┌─ MATERIAL SUPPLIED

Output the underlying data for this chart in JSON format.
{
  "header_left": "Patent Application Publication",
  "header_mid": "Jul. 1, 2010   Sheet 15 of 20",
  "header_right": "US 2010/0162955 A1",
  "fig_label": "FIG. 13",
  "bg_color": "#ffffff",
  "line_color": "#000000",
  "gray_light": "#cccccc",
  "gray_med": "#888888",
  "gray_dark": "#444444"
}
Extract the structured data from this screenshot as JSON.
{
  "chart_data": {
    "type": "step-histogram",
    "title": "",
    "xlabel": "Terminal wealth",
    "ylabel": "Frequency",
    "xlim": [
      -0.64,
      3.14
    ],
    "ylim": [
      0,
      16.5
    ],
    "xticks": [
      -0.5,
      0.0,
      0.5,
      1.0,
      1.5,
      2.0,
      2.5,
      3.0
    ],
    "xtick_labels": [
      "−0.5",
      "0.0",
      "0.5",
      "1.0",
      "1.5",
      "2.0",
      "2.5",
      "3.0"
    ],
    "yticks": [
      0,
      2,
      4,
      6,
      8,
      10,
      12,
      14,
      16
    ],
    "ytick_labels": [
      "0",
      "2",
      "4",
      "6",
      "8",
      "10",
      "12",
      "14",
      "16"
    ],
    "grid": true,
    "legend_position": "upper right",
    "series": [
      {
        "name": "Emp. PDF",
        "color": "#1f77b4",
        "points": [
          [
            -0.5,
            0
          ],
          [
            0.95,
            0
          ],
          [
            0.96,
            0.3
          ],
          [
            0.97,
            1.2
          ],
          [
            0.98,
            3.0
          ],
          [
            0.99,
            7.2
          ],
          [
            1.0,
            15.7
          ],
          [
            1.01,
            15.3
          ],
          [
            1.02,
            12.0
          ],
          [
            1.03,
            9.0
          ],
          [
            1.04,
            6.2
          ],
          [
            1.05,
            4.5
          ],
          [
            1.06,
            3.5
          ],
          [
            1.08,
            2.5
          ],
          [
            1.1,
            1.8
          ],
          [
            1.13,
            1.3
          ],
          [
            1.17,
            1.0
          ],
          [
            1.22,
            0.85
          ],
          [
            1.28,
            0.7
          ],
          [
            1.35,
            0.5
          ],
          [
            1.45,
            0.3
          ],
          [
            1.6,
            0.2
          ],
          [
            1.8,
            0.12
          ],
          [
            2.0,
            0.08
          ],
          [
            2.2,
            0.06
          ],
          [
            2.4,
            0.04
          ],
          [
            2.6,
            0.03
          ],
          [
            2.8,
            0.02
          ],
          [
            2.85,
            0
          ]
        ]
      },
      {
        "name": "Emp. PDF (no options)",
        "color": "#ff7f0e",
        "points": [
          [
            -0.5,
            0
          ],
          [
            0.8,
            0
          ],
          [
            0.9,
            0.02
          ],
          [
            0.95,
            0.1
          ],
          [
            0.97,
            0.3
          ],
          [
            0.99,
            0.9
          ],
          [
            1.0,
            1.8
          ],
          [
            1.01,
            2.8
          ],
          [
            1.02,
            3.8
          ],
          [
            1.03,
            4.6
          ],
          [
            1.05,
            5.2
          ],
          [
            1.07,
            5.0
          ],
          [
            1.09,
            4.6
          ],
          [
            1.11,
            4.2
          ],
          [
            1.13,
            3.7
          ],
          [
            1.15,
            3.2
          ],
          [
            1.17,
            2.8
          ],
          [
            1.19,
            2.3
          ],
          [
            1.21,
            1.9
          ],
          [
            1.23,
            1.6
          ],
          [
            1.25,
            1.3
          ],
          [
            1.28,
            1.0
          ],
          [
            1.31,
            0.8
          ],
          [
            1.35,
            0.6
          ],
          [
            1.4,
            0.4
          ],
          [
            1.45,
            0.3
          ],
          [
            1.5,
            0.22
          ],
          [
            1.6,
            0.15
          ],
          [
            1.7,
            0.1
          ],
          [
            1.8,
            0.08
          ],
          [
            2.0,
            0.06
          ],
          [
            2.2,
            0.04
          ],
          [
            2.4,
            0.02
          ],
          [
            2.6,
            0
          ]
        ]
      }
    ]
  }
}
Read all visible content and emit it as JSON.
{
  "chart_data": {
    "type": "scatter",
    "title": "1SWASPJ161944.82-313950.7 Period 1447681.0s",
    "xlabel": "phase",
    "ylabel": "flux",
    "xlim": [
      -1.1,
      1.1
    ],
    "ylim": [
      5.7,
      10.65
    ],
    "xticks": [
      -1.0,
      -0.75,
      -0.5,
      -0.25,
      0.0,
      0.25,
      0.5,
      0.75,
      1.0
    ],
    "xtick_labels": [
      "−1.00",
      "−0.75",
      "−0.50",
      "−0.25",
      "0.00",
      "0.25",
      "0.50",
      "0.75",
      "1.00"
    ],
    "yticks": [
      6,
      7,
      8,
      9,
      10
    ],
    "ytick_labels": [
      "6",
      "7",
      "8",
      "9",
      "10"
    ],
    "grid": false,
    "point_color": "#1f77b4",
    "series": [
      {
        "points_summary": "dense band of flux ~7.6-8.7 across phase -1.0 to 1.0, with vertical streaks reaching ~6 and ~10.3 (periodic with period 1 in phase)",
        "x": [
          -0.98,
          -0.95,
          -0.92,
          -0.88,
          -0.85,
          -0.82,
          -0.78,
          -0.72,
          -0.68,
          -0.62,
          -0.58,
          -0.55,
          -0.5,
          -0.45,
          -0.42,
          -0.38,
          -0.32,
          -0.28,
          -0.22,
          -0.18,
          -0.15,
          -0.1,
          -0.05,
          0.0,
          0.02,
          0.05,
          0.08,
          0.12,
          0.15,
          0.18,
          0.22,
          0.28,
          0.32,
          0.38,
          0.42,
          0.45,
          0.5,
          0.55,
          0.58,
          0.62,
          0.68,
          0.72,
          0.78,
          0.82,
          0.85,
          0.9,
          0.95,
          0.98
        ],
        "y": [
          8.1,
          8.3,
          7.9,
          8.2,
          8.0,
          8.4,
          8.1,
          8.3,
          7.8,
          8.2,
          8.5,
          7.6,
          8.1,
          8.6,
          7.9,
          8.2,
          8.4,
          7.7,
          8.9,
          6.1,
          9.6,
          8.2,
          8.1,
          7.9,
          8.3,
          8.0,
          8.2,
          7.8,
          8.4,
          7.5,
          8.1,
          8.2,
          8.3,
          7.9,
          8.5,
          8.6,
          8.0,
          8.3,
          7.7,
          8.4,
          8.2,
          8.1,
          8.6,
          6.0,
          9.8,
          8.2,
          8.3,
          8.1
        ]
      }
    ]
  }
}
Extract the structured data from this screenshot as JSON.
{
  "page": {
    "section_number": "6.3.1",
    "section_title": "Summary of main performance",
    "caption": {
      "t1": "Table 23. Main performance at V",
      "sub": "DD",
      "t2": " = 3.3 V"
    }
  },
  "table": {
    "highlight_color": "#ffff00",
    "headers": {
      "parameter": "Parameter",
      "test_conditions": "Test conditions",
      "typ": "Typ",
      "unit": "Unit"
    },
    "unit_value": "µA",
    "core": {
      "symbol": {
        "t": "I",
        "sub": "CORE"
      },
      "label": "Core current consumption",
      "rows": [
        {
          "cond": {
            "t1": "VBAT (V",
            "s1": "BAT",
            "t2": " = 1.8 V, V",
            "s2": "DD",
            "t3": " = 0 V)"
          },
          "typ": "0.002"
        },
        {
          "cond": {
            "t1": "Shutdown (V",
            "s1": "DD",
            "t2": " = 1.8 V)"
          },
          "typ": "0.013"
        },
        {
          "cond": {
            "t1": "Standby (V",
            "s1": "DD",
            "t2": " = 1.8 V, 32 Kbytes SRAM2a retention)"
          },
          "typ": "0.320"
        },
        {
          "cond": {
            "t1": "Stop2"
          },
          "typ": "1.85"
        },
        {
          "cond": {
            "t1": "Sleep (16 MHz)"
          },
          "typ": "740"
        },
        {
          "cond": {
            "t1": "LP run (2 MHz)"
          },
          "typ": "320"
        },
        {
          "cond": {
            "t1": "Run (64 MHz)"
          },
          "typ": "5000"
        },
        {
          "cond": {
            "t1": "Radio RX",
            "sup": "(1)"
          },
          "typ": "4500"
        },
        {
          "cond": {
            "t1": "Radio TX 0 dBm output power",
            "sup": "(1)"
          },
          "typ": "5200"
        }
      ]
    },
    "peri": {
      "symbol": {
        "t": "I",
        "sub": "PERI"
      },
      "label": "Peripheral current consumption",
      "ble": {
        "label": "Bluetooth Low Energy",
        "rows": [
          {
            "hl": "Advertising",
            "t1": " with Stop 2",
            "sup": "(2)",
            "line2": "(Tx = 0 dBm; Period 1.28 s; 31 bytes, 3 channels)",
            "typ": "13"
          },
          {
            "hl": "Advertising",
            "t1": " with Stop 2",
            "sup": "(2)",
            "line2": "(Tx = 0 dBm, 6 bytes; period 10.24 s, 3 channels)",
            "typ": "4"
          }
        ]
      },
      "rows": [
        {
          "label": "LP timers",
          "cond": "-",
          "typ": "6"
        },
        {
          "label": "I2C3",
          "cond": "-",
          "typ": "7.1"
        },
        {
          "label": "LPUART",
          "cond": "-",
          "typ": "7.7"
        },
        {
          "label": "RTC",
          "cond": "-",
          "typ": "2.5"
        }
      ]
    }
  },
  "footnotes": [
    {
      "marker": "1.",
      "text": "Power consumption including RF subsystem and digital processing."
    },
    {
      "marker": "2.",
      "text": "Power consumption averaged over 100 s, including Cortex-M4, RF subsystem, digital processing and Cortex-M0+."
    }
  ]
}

└─

■ WHAT YOU WILL DO: Show all lines from the data above in which the word "text" appears.

■ TASK SOLUTION:
      "text": "Power consumption including RF subsystem and digital processing."
      "text": "Power consumption averaged over 100 s, including Cortex-M4, RF subsystem, digital processing and Cortex-M0+."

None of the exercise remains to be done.